Please give the listing again in its entirety, exactly as written.

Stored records
****************
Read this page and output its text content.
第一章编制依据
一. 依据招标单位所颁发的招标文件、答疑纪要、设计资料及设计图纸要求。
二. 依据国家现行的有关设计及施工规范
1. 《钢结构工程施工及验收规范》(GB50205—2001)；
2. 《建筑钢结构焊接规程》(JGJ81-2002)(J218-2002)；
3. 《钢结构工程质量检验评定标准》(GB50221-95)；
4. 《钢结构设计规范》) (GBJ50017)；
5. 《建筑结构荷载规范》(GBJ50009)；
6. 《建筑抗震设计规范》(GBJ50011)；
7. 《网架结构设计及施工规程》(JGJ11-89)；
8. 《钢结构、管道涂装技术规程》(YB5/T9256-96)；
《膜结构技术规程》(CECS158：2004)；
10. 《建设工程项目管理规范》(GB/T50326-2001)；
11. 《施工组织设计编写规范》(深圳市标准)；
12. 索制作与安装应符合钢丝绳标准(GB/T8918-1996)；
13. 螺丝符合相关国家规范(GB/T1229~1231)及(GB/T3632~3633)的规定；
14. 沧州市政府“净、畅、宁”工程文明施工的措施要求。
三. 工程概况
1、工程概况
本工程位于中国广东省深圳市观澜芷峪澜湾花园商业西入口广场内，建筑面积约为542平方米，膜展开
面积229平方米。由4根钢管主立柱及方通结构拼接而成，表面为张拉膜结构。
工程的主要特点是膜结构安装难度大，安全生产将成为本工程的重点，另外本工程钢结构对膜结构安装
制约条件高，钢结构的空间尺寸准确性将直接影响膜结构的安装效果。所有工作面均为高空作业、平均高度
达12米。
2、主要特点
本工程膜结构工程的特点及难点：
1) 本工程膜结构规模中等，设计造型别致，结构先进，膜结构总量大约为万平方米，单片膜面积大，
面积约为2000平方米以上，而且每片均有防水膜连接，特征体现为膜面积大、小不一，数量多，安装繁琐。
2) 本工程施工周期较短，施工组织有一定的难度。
****************
**EXERCISE RESPONSE:**
Read this page and output its text content.
第一章编制依据
一. 依据招标单位所颁发的招标文件、答疑纪要、设计资料及设计图纸要求。
二. 依据国家现行的有关设计及施工规范
1. 《钢结构工程施工及验收规范》(GB50205—2001)；
2. 《建筑钢结构焊接规程》(JGJ81-2002)(J218-2002)；
3. 《钢结构工程质量检验评定标准》(GB50221-95)；
4. 《钢结构设计规范》) (GBJ50017)；
5. 《建筑结构荷载规范》(GBJ50009)；
6. 《建筑抗震设计规范》(GBJ50011)；
7. 《网架结构设计及施工规程》(JGJ11-89)；
8. 《钢结构、管道涂装技术规程》(YB5/T9256-96)；
《膜结构技术规程》(CECS158：2004)；
10. 《建设工程项目管理规范》(GB/T50326-2001)；
11. 《施工组织设计编写规范》(深圳市标准)；
12. 索制作与安装应符合钢丝绳标准(GB/T8918-1996)；
13. 螺丝符合相关国家规范(GB/T1229~1231)及(GB/T3632~3633)的规定；
14. 沧州市政府“净、畅、宁”工程文明施工的措施要求。
三. 工程概况
1、工程概况
本工程位于中国广东省深圳市观澜芷峪澜湾花园商业西入口广场内，建筑面积约为542平方米，膜展开
面积229平方米。由4根钢管主立柱及方通结构拼接而成，表面为张拉膜结构。
工程的主要特点是膜结构安装难度大，安全生产将成为本工程的重点，另外本工程钢结构对膜结构安装
制约条件高，钢结构的空间尺寸准确性将直接影响膜结构的安装效果。所有工作面均为高空作业、平均高度
达12米。
2、主要特点
本工程膜结构工程的特点及难点：
1) 本工程膜结构规模中等，设计造型别致，结构先进，膜结构总量大约为万平方米，单片膜面积大，
面积约为2000平方米以上，而且每片均有防水膜连接，特征体现为膜面积大、小不一，数量多，安装繁琐。
2) 本工程施工周期较短，施工组织有一定的难度。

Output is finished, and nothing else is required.